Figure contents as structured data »

■ ■ ■

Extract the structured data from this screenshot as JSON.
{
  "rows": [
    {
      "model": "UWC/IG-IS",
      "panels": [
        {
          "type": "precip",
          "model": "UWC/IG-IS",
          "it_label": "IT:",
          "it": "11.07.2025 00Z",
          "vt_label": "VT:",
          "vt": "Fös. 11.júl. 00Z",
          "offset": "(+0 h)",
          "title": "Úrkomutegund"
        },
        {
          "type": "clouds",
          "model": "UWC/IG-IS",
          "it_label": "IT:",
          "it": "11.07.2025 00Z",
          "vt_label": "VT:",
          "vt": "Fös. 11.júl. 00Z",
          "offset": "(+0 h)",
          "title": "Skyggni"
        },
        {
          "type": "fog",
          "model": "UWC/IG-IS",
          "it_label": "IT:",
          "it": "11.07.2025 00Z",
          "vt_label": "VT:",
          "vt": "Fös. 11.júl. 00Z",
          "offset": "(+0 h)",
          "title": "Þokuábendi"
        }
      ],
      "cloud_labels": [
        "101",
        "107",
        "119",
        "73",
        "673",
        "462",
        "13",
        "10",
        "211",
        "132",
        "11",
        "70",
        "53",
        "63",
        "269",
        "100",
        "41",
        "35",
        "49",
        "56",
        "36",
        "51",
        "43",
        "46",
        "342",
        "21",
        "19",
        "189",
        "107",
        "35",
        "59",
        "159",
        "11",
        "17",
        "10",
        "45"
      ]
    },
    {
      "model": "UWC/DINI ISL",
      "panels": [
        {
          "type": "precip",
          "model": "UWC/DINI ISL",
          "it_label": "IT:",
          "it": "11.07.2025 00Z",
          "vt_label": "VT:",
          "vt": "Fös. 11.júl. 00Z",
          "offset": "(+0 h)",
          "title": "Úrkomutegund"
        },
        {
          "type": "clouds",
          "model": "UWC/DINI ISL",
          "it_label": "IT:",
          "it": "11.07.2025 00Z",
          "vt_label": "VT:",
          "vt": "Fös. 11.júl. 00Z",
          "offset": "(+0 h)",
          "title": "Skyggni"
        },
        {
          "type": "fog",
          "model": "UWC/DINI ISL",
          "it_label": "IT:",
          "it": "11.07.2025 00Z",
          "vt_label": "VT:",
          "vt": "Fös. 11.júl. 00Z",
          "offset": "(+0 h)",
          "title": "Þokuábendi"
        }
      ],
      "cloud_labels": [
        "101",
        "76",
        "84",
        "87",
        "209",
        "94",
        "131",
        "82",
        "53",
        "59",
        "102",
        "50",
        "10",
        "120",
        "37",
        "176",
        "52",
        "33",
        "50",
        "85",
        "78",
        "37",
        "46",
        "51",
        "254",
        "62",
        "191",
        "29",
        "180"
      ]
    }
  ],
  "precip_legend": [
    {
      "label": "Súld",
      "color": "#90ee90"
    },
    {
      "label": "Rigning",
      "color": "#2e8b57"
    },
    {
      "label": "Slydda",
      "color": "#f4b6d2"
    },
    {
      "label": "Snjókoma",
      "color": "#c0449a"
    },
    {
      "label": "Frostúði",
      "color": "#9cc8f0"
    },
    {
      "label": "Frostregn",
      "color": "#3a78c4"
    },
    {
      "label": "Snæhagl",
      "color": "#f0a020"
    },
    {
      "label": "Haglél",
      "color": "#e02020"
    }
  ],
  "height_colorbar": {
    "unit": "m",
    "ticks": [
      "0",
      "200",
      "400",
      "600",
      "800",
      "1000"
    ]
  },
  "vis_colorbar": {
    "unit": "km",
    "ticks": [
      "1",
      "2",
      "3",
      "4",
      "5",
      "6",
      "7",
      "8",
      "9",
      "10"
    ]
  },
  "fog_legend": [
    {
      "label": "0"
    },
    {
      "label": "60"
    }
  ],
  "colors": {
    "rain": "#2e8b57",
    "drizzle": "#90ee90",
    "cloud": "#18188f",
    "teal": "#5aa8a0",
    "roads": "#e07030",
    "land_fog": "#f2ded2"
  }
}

■ ■ ■

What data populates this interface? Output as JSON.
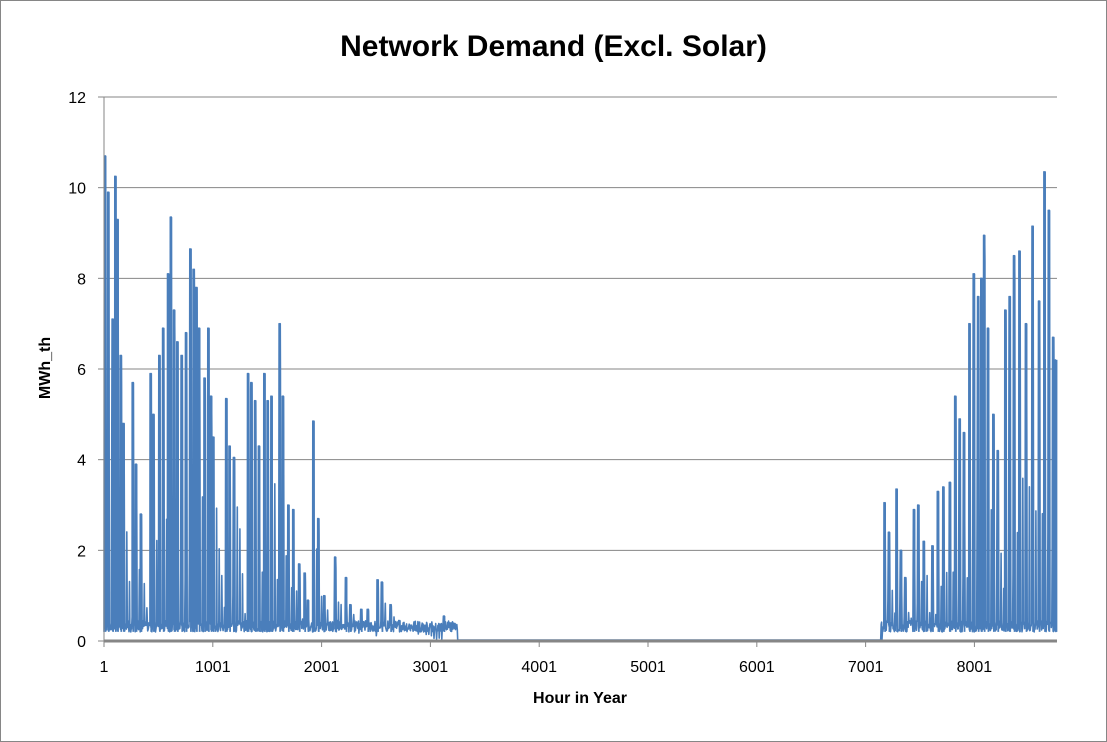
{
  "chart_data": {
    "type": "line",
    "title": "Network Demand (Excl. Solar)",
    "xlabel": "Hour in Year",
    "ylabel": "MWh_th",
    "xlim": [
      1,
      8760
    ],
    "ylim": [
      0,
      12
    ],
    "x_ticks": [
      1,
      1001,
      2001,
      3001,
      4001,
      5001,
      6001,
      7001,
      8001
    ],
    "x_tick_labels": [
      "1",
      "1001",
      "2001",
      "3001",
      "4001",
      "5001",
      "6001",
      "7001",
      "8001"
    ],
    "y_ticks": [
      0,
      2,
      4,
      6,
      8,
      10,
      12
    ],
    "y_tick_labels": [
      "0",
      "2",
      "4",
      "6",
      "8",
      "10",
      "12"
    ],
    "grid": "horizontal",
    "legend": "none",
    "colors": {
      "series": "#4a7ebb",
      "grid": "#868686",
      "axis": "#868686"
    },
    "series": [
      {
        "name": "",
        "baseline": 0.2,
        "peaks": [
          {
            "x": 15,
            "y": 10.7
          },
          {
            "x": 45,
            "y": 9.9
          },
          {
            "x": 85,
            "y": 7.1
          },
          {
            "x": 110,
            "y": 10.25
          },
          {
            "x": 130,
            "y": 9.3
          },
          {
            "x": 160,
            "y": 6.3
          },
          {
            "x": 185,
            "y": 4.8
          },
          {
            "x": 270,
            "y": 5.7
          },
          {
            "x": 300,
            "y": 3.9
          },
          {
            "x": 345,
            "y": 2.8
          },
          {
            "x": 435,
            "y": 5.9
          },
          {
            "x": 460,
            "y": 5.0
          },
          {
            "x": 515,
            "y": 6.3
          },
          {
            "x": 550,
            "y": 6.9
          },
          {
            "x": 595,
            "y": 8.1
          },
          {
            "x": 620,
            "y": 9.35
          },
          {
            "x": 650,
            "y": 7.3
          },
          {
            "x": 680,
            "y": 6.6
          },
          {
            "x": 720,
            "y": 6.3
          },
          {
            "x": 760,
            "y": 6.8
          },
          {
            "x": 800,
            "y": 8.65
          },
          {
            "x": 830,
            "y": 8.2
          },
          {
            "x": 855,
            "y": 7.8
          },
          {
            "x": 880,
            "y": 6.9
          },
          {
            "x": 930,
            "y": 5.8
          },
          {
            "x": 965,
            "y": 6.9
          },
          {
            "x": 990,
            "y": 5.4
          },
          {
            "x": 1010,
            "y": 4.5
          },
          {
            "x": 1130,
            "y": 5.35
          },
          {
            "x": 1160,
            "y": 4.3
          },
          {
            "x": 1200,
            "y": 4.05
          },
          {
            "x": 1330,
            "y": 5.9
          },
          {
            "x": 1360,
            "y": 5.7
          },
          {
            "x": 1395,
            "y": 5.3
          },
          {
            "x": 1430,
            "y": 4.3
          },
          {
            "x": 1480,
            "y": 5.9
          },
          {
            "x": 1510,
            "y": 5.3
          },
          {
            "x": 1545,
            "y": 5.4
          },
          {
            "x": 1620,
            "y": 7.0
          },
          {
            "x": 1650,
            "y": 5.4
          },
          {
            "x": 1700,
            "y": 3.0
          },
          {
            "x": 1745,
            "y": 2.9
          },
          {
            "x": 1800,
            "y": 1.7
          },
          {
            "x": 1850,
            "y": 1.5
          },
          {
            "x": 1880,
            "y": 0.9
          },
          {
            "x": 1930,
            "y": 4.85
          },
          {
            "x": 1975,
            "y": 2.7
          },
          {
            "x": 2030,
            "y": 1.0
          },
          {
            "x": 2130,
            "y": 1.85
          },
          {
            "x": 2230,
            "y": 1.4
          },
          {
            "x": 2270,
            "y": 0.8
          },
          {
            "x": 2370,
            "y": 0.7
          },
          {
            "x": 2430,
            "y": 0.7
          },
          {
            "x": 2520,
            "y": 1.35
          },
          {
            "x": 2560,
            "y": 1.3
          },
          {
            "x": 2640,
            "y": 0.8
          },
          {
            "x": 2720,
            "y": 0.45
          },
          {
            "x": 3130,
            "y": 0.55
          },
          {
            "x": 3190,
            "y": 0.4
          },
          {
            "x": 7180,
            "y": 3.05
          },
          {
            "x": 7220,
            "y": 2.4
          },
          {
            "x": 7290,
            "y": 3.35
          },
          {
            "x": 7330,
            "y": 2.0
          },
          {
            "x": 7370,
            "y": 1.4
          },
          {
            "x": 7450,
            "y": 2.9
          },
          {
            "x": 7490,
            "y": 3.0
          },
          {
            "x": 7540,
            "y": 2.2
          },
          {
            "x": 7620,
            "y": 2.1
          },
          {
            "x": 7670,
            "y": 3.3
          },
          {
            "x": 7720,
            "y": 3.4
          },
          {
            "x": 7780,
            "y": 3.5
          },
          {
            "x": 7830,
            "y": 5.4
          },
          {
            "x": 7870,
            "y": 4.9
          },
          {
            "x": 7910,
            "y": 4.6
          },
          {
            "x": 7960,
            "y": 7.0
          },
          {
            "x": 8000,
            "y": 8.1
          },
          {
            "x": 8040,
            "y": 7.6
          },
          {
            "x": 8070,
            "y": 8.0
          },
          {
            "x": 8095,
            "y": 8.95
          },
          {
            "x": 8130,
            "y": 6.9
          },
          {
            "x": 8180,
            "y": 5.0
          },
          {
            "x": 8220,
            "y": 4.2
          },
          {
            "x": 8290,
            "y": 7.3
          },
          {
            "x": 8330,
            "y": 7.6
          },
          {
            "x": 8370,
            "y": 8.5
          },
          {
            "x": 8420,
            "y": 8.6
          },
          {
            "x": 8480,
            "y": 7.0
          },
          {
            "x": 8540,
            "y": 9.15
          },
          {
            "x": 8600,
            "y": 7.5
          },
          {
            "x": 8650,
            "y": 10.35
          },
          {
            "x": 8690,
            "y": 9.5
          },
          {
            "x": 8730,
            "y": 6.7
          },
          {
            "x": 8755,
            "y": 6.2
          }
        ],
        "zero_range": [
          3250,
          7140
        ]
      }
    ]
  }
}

■ ■ ■

Exercise description » Copy out all lines from the material above that contain the string "this".

Written response »
Extract the structured data from this screenshot as JSON.
What data populates this interface? Output as JSON.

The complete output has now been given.